#### Records contained in a dataset

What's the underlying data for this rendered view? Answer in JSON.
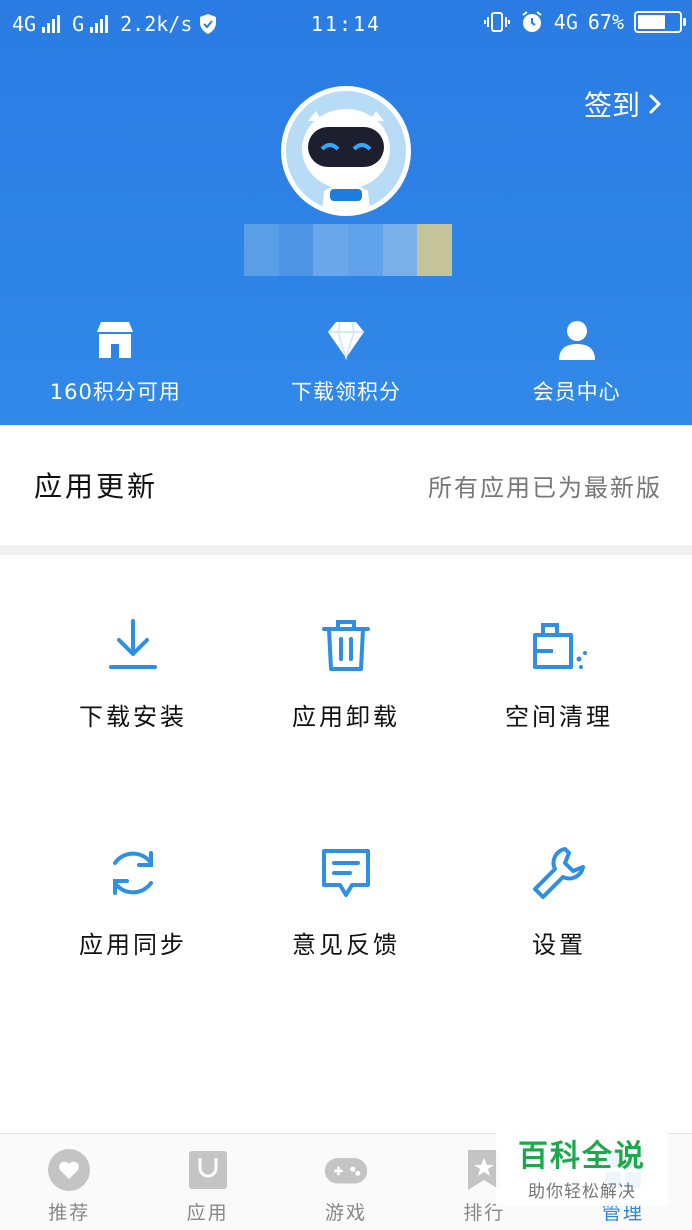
{
  "status_bar": {
    "network_left": "4G",
    "network_second": "G",
    "speed": "2.2k/s",
    "time": "11:14",
    "network_right": "4G",
    "battery": "67%",
    "battery_level": 0.67
  },
  "header": {
    "checkin_label": "签到",
    "actions": [
      {
        "label": "160积分可用",
        "icon": "store-icon"
      },
      {
        "label": "下载领积分",
        "icon": "diamond-icon"
      },
      {
        "label": "会员中心",
        "icon": "person-icon"
      }
    ]
  },
  "update": {
    "title": "应用更新",
    "status": "所有应用已为最新版"
  },
  "grid": [
    {
      "label": "下载安装",
      "icon": "download-icon"
    },
    {
      "label": "应用卸载",
      "icon": "trash-icon"
    },
    {
      "label": "空间清理",
      "icon": "clean-icon"
    },
    {
      "label": "应用同步",
      "icon": "sync-icon"
    },
    {
      "label": "意见反馈",
      "icon": "feedback-icon"
    },
    {
      "label": "设置",
      "icon": "wrench-icon"
    }
  ],
  "bottom_nav": [
    {
      "label": "推荐",
      "icon": "heart-icon"
    },
    {
      "label": "应用",
      "icon": "bag-icon"
    },
    {
      "label": "游戏",
      "icon": "gamepad-icon"
    },
    {
      "label": "排行",
      "icon": "ranking-icon"
    },
    {
      "label": "管理",
      "icon": "manage-icon",
      "active": true
    }
  ],
  "watermark": {
    "title": "百科全说",
    "subtitle": "助你轻松解决"
  },
  "colors": {
    "header_blue": "#2e83e6",
    "icon_blue": "#2e8fe3",
    "watermark_green": "#1ba94c"
  }
}
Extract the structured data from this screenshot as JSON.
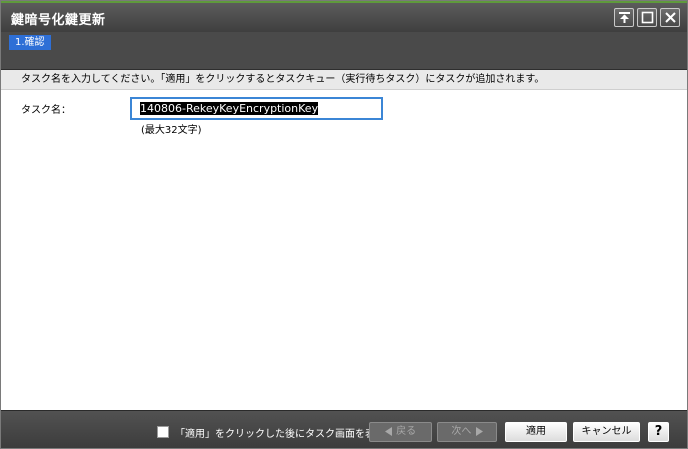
{
  "window": {
    "title": "鍵暗号化鍵更新"
  },
  "steps": [
    {
      "label": "1.確認"
    }
  ],
  "instruction": "タスク名を入力してください。「適用」をクリックするとタスクキュー（実行待ちタスク）にタスクが追加されます。",
  "form": {
    "task_name_label": "タスク名：",
    "task_name_value": "140806-RekeyKeyEncryptionKey",
    "task_name_hint": "(最大32文字)"
  },
  "footer": {
    "checkbox_label": "「適用」をクリックした後にタスク画面を表示",
    "checkbox_checked": false,
    "back_label": "戻る",
    "next_label": "次へ",
    "apply_label": "適用",
    "cancel_label": "キャンセル",
    "help_label": "?"
  },
  "icons": {
    "pin": "pin-icon",
    "maximize": "maximize-icon",
    "close": "close-icon",
    "back": "triangle-left-icon",
    "next": "triangle-right-icon"
  },
  "colors": {
    "accent": "#2e6fd6",
    "input_focus": "#3b86d6",
    "titlebar_stripe": "#5f9a3c"
  }
}
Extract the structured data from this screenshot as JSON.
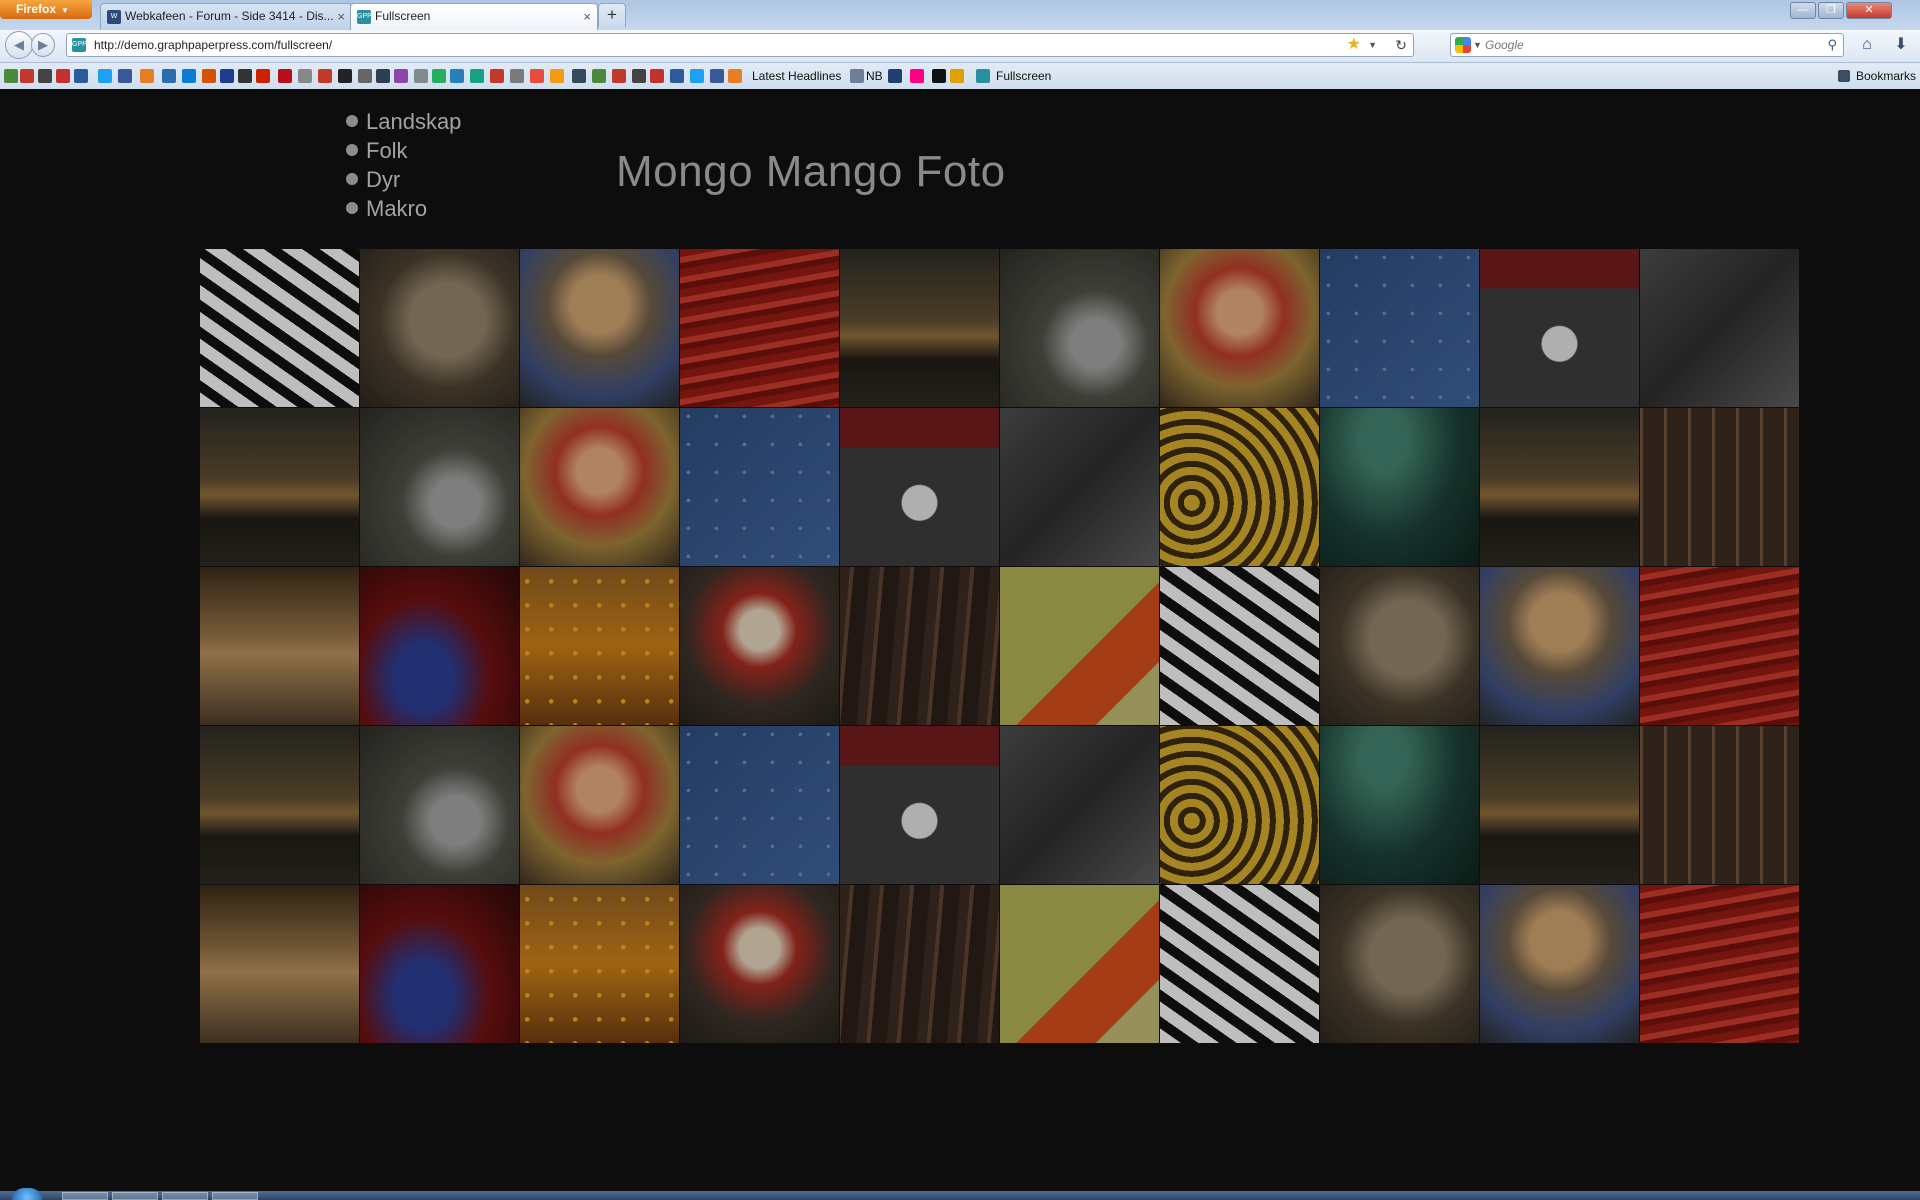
{
  "browser": {
    "menu_label": "Firefox",
    "tabs": [
      {
        "title": "Webkafeen - Forum - Side 3414 - Dis...",
        "favicon": "webkafeen-icon",
        "active": false
      },
      {
        "title": "Fullscreen",
        "favicon": "gpp-icon",
        "active": true
      }
    ],
    "url": "http://demo.graphpaperpress.com/fullscreen/",
    "search_placeholder": "Google",
    "bookmarks_bar": {
      "visible_labels": [
        "Latest Headlines",
        "NB",
        "Fullscreen"
      ],
      "bookmarks_menu_label": "Bookmarks"
    }
  },
  "site": {
    "title": "Mongo Mango Foto",
    "nav": [
      "Landskap",
      "Folk",
      "Dyr",
      "Makro"
    ]
  },
  "gallery": {
    "rows": 5,
    "columns": 10,
    "tiles": [
      "zebra",
      "old-man",
      "blond-boy",
      "red-wall",
      "bmx-sunset",
      "boy-slingshot",
      "doll",
      "blue-pattern",
      "graffiti-child",
      "american-flag",
      "bmx-sunset",
      "boy-slingshot",
      "doll",
      "blue-pattern",
      "graffiti-child",
      "american-flag",
      "yellow-pattern",
      "green-wall",
      "bmx-sunset",
      "three-men",
      "grand-central",
      "red-blur",
      "fruit-market",
      "santa",
      "bike-forest",
      "green-tiles",
      "zebra",
      "old-man",
      "blond-boy",
      "red-wall",
      "bmx-sunset",
      "boy-slingshot",
      "doll",
      "blue-pattern",
      "graffiti-child",
      "american-flag",
      "yellow-pattern",
      "green-wall",
      "bmx-sunset",
      "three-men",
      "grand-central",
      "red-blur",
      "fruit-market",
      "santa",
      "bike-forest",
      "green-tiles",
      "zebra",
      "old-man",
      "blond-boy",
      "red-wall"
    ]
  },
  "colors": {
    "page_background": "#0d0d0d",
    "nav_text": "#a3a3a3",
    "title_text": "#8a8a8a"
  }
}
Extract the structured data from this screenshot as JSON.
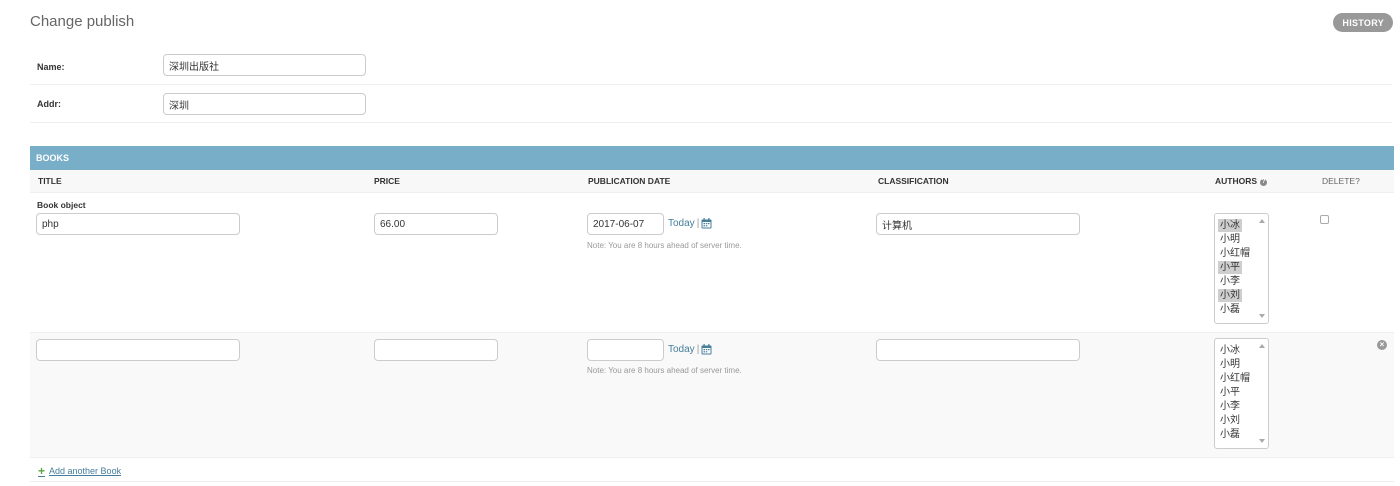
{
  "page": {
    "title": "Change publish",
    "history_label": "HISTORY"
  },
  "fields": {
    "name": {
      "label": "Name:",
      "value": "深圳出版社"
    },
    "addr": {
      "label": "Addr:",
      "value": "深圳"
    }
  },
  "inline": {
    "section_title": "BOOKS",
    "columns": {
      "title": "TITLE",
      "price": "PRICE",
      "publication_date": "PUBLICATION DATE",
      "classification": "CLASSIFICATION",
      "authors": "AUTHORS",
      "delete": "DELETE?"
    },
    "today_label": "Today",
    "today_sep": "|",
    "server_note": "Note: You are 8 hours ahead of server time.",
    "add_another_label": "Add another Book",
    "authors_options": [
      "小冰",
      "小明",
      "小红帽",
      "小平",
      "小李",
      "小刘",
      "小磊"
    ],
    "rows": [
      {
        "object_label": "Book object",
        "title": "php",
        "price": "66.00",
        "publication_date": "2017-06-07",
        "classification": "计算机",
        "selected_authors": [
          "小冰",
          "小平",
          "小刘"
        ]
      },
      {
        "object_label": "",
        "title": "",
        "price": "",
        "publication_date": "",
        "classification": "",
        "selected_authors": []
      }
    ]
  },
  "icons": {
    "calendar": "calendar-icon",
    "help": "help-icon",
    "remove": "remove-icon",
    "add": "plus-icon"
  },
  "colors": {
    "section_header_bg": "#79aec8",
    "link": "#447e9b",
    "add_icon": "#5aa345",
    "history_bg": "#999999"
  }
}
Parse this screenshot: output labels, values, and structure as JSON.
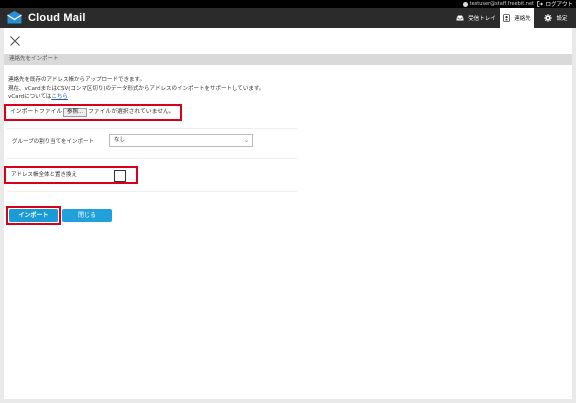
{
  "app": {
    "name": "Cloud Mail",
    "user": "testuser@staff.freebit.net",
    "logout": "ログアウト"
  },
  "nav": {
    "inbox": "受信トレイ",
    "contacts": "連絡先",
    "settings": "設定"
  },
  "dialog": {
    "title": "連絡先をインポート",
    "desc_line1": "連絡先を既存のアドレス帳からアップロードできます。",
    "desc_line2": "現在、vCardまたはCSV(コンマ区切り)のデータ形式からアドレスのインポートをサポートしています。",
    "desc_line3_prefix": "vCardについては",
    "desc_line3_link": "こちら",
    "file_label": "インポートファイル",
    "browse_label": "参照...",
    "no_file_text": "ファイルが選択されていません。",
    "group_label": "グループの割り当てをインポート",
    "group_value": "なし",
    "overwrite_label": "アドレス帳全体と置き換え",
    "overwrite_checked": false,
    "import_button": "インポート",
    "close_button": "閉じる"
  },
  "colors": {
    "header_bg": "#2b2b2b",
    "accent": "#1a9ad6",
    "highlight": "#d8001b"
  }
}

#### Set task
Take the line containing "Parse this screenshot: output" as the first line and the last line of the data above as the final one, and output exactly the lines between them, inclusive, with no pictures.

#### Response below
Parse this screenshot: output labels, values, and structure as JSON.
{
  "app": {
    "name": "Cloud Mail",
    "user": "testuser@staff.freebit.net",
    "logout": "ログアウト"
  },
  "nav": {
    "inbox": "受信トレイ",
    "contacts": "連絡先",
    "settings": "設定"
  },
  "dialog": {
    "title": "連絡先をインポート",
    "desc_line1": "連絡先を既存のアドレス帳からアップロードできます。",
    "desc_line2": "現在、vCardまたはCSV(コンマ区切り)のデータ形式からアドレスのインポートをサポートしています。",
    "desc_line3_prefix": "vCardについては",
    "desc_line3_link": "こちら",
    "file_label": "インポートファイル",
    "browse_label": "参照...",
    "no_file_text": "ファイルが選択されていません。",
    "group_label": "グループの割り当てをインポート",
    "group_value": "なし",
    "overwrite_label": "アドレス帳全体と置き換え",
    "overwrite_checked": false,
    "import_button": "インポート",
    "close_button": "閉じる"
  },
  "colors": {
    "header_bg": "#2b2b2b",
    "accent": "#1a9ad6",
    "highlight": "#d8001b"
  }
}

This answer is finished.